-- start Provided records --

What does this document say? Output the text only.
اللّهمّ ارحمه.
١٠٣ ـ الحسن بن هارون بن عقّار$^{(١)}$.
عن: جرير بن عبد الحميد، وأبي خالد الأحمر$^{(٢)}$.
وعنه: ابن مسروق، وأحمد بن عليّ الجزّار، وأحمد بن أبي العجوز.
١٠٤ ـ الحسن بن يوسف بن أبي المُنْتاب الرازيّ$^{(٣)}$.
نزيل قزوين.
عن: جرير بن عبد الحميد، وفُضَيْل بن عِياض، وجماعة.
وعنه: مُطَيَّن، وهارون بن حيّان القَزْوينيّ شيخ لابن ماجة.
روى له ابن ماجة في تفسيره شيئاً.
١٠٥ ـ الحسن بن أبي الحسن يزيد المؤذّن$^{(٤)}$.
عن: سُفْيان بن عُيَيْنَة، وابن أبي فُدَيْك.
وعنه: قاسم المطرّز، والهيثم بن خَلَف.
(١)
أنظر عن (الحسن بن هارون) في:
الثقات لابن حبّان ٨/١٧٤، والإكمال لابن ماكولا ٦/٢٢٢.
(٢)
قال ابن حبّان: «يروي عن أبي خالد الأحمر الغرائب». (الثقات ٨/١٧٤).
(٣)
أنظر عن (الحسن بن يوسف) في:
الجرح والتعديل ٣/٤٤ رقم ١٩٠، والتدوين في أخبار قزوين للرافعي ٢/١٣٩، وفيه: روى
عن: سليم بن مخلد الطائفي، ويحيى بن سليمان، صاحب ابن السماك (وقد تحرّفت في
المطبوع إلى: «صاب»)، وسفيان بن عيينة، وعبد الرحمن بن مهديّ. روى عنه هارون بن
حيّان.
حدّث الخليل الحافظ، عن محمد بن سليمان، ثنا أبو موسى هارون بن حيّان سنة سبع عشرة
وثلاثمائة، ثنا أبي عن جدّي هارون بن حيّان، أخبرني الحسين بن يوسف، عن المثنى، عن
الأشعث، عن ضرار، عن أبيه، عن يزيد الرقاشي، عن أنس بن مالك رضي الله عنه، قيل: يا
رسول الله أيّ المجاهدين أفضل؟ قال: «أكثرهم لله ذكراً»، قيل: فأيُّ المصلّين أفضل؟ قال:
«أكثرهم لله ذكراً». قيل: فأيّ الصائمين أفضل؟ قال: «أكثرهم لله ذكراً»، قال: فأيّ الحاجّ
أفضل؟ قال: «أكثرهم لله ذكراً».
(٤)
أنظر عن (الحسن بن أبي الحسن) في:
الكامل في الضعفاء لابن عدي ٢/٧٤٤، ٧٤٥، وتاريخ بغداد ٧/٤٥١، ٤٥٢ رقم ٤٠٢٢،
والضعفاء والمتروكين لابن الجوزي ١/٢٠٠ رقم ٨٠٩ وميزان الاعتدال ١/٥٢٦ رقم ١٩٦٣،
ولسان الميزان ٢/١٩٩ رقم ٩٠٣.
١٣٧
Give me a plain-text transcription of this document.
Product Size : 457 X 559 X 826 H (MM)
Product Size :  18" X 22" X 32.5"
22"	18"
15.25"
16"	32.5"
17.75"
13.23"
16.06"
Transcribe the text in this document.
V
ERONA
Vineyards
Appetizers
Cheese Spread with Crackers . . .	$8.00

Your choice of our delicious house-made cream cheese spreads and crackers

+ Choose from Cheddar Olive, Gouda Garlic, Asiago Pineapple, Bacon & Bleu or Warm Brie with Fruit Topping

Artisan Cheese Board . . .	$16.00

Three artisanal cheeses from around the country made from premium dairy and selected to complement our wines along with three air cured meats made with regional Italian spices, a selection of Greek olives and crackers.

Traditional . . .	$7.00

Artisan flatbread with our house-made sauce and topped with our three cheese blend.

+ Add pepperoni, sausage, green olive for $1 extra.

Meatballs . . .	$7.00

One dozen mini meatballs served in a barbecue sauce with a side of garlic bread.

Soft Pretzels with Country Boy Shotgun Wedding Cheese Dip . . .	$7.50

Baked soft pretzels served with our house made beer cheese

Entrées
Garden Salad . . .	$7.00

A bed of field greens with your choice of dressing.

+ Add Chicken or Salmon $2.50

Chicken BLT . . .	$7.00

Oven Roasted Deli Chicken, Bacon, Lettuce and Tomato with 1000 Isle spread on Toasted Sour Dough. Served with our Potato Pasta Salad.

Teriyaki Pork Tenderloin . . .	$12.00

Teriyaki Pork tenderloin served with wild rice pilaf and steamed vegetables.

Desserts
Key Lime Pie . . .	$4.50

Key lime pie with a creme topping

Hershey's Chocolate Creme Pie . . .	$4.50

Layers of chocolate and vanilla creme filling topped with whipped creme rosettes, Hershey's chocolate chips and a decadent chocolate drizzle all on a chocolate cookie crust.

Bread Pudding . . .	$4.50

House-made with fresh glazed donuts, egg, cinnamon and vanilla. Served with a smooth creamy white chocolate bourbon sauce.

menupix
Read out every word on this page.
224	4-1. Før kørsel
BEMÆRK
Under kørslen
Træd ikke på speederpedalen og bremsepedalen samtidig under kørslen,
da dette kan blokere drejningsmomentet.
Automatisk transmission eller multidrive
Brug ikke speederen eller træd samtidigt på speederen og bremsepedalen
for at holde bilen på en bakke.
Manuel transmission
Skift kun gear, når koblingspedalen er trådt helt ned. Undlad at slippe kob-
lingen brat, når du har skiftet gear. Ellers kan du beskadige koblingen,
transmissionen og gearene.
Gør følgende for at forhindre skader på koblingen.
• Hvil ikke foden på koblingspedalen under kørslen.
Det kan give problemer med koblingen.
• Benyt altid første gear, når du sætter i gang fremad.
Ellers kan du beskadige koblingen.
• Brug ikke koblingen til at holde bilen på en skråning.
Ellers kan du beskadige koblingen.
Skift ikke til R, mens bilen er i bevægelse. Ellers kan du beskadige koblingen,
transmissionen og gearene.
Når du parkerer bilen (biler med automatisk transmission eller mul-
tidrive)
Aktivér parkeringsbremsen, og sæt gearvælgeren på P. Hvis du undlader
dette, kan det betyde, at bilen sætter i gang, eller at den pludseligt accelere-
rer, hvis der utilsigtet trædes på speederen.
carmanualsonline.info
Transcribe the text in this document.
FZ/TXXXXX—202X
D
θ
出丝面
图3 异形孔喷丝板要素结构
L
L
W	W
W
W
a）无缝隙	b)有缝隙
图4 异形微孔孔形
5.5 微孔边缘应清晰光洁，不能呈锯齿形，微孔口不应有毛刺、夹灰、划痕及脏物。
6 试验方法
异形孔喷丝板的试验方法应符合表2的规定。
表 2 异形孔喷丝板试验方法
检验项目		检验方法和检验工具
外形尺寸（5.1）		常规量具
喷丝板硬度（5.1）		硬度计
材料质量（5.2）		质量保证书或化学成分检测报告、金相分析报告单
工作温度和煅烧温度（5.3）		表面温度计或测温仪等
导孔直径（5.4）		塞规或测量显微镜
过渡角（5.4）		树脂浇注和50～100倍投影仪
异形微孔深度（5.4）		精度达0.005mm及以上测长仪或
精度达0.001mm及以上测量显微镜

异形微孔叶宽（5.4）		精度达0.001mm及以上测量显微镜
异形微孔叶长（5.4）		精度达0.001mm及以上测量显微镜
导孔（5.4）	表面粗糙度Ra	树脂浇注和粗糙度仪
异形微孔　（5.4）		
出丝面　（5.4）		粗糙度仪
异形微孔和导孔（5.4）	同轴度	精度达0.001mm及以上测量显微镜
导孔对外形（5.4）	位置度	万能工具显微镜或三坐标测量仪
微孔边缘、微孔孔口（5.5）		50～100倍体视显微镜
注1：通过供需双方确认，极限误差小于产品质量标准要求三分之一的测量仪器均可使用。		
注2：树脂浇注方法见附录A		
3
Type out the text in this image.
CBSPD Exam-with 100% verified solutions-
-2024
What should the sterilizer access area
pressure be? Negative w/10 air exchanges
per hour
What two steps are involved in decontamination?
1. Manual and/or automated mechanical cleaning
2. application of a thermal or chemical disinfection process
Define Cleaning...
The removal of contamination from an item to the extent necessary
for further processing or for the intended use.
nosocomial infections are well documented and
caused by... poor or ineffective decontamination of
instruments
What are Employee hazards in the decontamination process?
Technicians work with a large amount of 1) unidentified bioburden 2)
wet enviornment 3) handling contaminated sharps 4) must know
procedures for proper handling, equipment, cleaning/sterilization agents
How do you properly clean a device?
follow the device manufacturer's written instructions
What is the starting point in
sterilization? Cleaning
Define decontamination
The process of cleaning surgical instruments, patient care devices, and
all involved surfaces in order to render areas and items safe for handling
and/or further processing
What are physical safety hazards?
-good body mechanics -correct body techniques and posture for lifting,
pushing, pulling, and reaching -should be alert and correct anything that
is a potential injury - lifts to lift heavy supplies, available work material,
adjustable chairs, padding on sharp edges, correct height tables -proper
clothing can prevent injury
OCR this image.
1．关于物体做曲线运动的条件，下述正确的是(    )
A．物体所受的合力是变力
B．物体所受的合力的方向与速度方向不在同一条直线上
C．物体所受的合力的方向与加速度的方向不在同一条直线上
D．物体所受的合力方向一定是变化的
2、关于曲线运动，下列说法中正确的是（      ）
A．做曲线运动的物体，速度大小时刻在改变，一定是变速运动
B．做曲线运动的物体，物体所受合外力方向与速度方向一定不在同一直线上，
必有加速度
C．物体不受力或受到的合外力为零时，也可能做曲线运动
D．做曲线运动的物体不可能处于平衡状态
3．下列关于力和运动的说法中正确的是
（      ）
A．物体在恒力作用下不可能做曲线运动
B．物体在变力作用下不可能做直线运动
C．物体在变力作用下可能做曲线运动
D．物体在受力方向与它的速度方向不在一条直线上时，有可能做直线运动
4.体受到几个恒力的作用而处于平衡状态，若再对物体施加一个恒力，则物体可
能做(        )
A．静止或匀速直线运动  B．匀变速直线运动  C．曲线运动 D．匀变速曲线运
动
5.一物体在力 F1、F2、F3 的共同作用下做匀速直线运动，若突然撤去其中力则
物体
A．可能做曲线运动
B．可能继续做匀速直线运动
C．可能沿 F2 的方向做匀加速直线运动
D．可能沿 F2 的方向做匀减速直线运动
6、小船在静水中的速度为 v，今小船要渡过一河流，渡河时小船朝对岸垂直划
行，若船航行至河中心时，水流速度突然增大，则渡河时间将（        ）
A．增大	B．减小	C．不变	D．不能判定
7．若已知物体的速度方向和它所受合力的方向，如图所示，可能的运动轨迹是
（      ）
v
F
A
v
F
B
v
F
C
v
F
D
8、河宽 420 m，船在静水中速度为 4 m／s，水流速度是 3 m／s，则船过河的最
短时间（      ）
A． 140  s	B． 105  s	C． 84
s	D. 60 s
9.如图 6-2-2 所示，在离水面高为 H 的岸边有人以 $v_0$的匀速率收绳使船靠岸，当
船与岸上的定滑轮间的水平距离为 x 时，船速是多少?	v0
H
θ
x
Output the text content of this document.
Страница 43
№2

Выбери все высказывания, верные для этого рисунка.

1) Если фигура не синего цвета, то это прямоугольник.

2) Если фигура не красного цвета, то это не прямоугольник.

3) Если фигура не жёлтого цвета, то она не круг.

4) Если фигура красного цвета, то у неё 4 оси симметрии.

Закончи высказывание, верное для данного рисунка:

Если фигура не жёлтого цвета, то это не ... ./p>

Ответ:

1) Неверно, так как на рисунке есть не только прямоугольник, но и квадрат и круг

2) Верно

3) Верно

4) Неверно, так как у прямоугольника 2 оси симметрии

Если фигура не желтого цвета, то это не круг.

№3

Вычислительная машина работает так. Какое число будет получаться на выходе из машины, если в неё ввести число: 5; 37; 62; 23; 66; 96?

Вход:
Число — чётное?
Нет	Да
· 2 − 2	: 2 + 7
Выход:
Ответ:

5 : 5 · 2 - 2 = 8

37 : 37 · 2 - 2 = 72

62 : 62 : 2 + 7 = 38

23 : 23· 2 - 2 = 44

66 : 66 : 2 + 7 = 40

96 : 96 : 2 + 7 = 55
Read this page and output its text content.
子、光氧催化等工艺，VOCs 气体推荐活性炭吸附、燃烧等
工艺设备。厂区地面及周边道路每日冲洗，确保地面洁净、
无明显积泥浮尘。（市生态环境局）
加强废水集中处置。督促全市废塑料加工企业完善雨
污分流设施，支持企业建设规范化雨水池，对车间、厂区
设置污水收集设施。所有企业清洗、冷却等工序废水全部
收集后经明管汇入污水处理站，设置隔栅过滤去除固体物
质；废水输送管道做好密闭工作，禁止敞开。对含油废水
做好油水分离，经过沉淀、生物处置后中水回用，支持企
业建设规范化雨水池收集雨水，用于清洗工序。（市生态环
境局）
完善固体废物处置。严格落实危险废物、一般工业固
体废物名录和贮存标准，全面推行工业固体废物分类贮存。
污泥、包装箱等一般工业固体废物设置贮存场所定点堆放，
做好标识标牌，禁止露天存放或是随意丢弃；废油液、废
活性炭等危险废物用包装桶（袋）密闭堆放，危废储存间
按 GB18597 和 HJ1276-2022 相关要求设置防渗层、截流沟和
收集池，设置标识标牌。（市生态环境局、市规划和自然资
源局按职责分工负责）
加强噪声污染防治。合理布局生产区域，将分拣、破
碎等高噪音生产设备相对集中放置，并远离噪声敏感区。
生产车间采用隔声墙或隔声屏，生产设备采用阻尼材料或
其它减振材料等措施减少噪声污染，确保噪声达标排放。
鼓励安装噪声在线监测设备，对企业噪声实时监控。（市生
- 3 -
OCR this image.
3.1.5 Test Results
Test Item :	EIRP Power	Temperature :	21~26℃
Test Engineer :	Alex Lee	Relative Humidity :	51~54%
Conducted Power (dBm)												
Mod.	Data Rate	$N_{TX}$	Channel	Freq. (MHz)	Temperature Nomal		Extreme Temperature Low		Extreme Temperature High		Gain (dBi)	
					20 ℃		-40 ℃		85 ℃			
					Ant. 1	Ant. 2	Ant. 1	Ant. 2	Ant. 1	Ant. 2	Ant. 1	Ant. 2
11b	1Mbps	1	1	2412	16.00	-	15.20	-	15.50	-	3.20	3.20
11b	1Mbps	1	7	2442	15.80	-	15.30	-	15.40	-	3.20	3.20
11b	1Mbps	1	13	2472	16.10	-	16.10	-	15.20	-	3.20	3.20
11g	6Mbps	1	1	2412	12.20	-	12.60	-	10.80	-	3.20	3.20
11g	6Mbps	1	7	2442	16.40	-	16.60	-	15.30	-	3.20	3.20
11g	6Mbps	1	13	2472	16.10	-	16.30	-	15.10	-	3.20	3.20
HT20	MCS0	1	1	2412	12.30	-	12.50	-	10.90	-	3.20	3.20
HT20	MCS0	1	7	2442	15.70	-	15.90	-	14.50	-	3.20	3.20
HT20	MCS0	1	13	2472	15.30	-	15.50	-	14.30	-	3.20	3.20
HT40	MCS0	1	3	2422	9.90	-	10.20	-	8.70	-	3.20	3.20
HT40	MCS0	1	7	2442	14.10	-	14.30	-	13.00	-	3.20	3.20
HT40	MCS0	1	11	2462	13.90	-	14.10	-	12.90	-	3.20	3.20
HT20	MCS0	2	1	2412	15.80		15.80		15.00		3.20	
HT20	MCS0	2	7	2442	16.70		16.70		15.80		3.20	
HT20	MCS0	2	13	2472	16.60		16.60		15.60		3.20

-- end Provided records --

Give nothing but the count of lines in the listing above that hold the string "What".

6